-- BEGIN --

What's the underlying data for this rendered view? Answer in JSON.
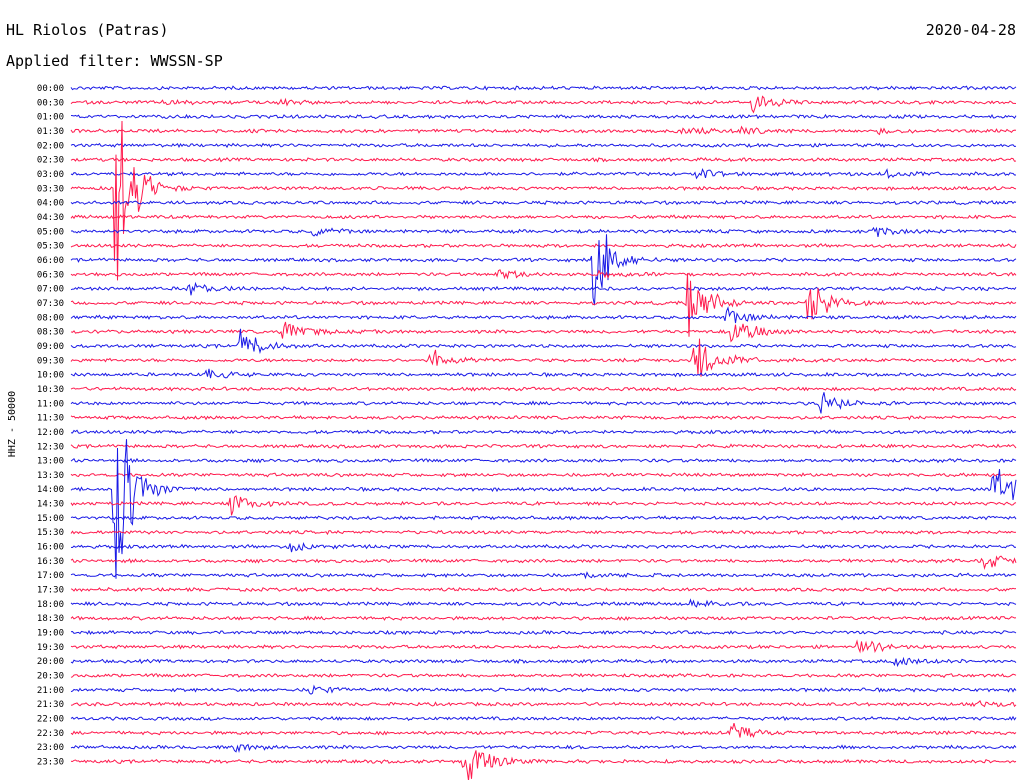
{
  "station": "HL Riolos (Patras)",
  "date": "2020-04-28",
  "filter": "Applied filter: WWSSN-SP",
  "channel_label": "HHZ - 50000",
  "colors": {
    "line_a": "#1a1ae6",
    "line_b": "#ff1a4d",
    "text": "#000000",
    "background": "#ffffff"
  },
  "chart_data": {
    "type": "line",
    "title": "HL Riolos (Patras)",
    "subtitle": "Applied filter: WWSSN-SP",
    "ylabel": "HHZ - 50000",
    "grid": false,
    "row_times": [
      "00:00",
      "00:30",
      "01:00",
      "01:30",
      "02:00",
      "02:30",
      "03:00",
      "03:30",
      "04:00",
      "04:30",
      "05:00",
      "05:30",
      "06:00",
      "06:30",
      "07:00",
      "07:30",
      "08:00",
      "08:30",
      "09:00",
      "09:30",
      "10:00",
      "10:30",
      "11:00",
      "11:30",
      "12:00",
      "12:30",
      "13:00",
      "13:30",
      "14:00",
      "14:30",
      "15:00",
      "15:30",
      "16:00",
      "16:30",
      "17:00",
      "17:30",
      "18:00",
      "18:30",
      "19:00",
      "19:30",
      "20:00",
      "20:30",
      "21:00",
      "21:30",
      "22:00",
      "22:30",
      "23:00",
      "23:30"
    ],
    "events": [
      {
        "row": 1,
        "minute": 21.5,
        "amp": 12
      },
      {
        "row": 1,
        "minute": 2.8,
        "amp": 3
      },
      {
        "row": 1,
        "minute": 6.5,
        "amp": 3
      },
      {
        "row": 3,
        "minute": 19.3,
        "amp": 5
      },
      {
        "row": 3,
        "minute": 21.2,
        "amp": 5
      },
      {
        "row": 3,
        "minute": 25.5,
        "amp": 3
      },
      {
        "row": 6,
        "minute": 19.8,
        "amp": 6
      },
      {
        "row": 6,
        "minute": 25.8,
        "amp": 6
      },
      {
        "row": 7,
        "minute": 1.3,
        "amp": 170
      },
      {
        "row": 10,
        "minute": 7.6,
        "amp": 6
      },
      {
        "row": 10,
        "minute": 25.4,
        "amp": 9
      },
      {
        "row": 12,
        "minute": 16.5,
        "amp": 80
      },
      {
        "row": 13,
        "minute": 13.5,
        "amp": 6
      },
      {
        "row": 13,
        "minute": 16.6,
        "amp": 5
      },
      {
        "row": 14,
        "minute": 3.6,
        "amp": 10
      },
      {
        "row": 15,
        "minute": 19.5,
        "amp": 40
      },
      {
        "row": 15,
        "minute": 23.3,
        "amp": 30
      },
      {
        "row": 16,
        "minute": 20.7,
        "amp": 12
      },
      {
        "row": 17,
        "minute": 6.6,
        "amp": 15
      },
      {
        "row": 17,
        "minute": 20.9,
        "amp": 18
      },
      {
        "row": 18,
        "minute": 5.3,
        "amp": 20
      },
      {
        "row": 19,
        "minute": 11.3,
        "amp": 14
      },
      {
        "row": 19,
        "minute": 19.7,
        "amp": 40
      },
      {
        "row": 20,
        "minute": 4.2,
        "amp": 6
      },
      {
        "row": 22,
        "minute": 23.7,
        "amp": 14
      },
      {
        "row": 28,
        "minute": 29.2,
        "amp": 30
      },
      {
        "row": 28,
        "minute": 1.3,
        "amp": 170
      },
      {
        "row": 29,
        "minute": 5.0,
        "amp": 12
      },
      {
        "row": 32,
        "minute": 6.8,
        "amp": 6
      },
      {
        "row": 33,
        "minute": 28.9,
        "amp": 10
      },
      {
        "row": 34,
        "minute": 16.1,
        "amp": 5
      },
      {
        "row": 36,
        "minute": 19.6,
        "amp": 5
      },
      {
        "row": 39,
        "minute": 24.9,
        "amp": 10
      },
      {
        "row": 40,
        "minute": 26.0,
        "amp": 9
      },
      {
        "row": 42,
        "minute": 7.5,
        "amp": 5
      },
      {
        "row": 43,
        "minute": 28.8,
        "amp": 5
      },
      {
        "row": 45,
        "minute": 20.9,
        "amp": 10
      },
      {
        "row": 46,
        "minute": 5.1,
        "amp": 6
      },
      {
        "row": 47,
        "minute": 12.4,
        "amp": 38
      }
    ]
  }
}
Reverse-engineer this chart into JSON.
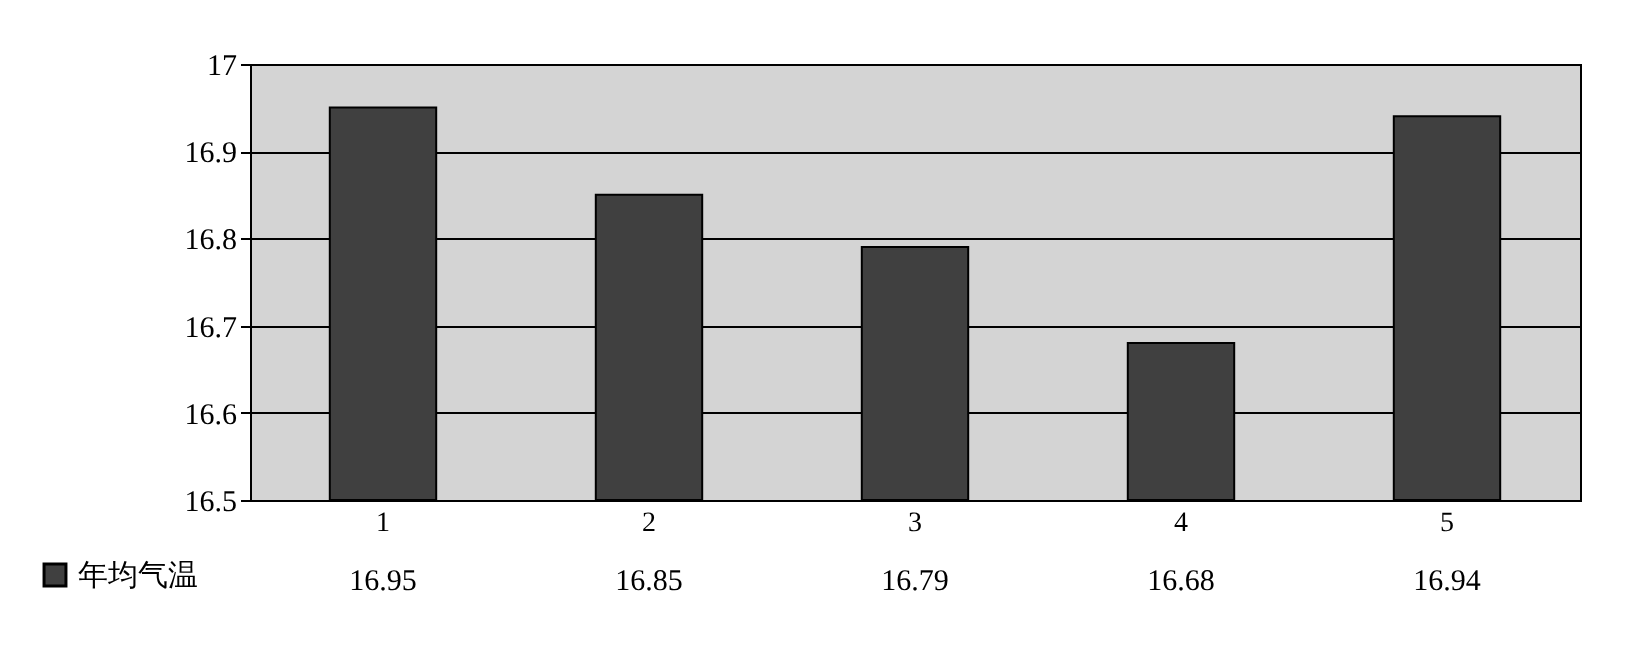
{
  "chart_data": {
    "type": "bar",
    "categories": [
      "1",
      "2",
      "3",
      "4",
      "5"
    ],
    "series": [
      {
        "name": "年均气温",
        "color": "#404040",
        "values": [
          16.95,
          16.85,
          16.79,
          16.68,
          16.94
        ]
      }
    ],
    "ylim": [
      16.5,
      17
    ],
    "yticks": [
      16.5,
      16.6,
      16.7,
      16.8,
      16.9,
      {
        "value": 17,
        "label": "17"
      }
    ],
    "grid": "y",
    "legend": "bottom left",
    "data_labels": true
  }
}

-- END --

WHAT IS ASKED: Using the records above, list each line that includes "Riolos".

EXPECTED ANSWER:
  "station": "HL Riolos (Patras)",
    "title": "HL Riolos (Patras)",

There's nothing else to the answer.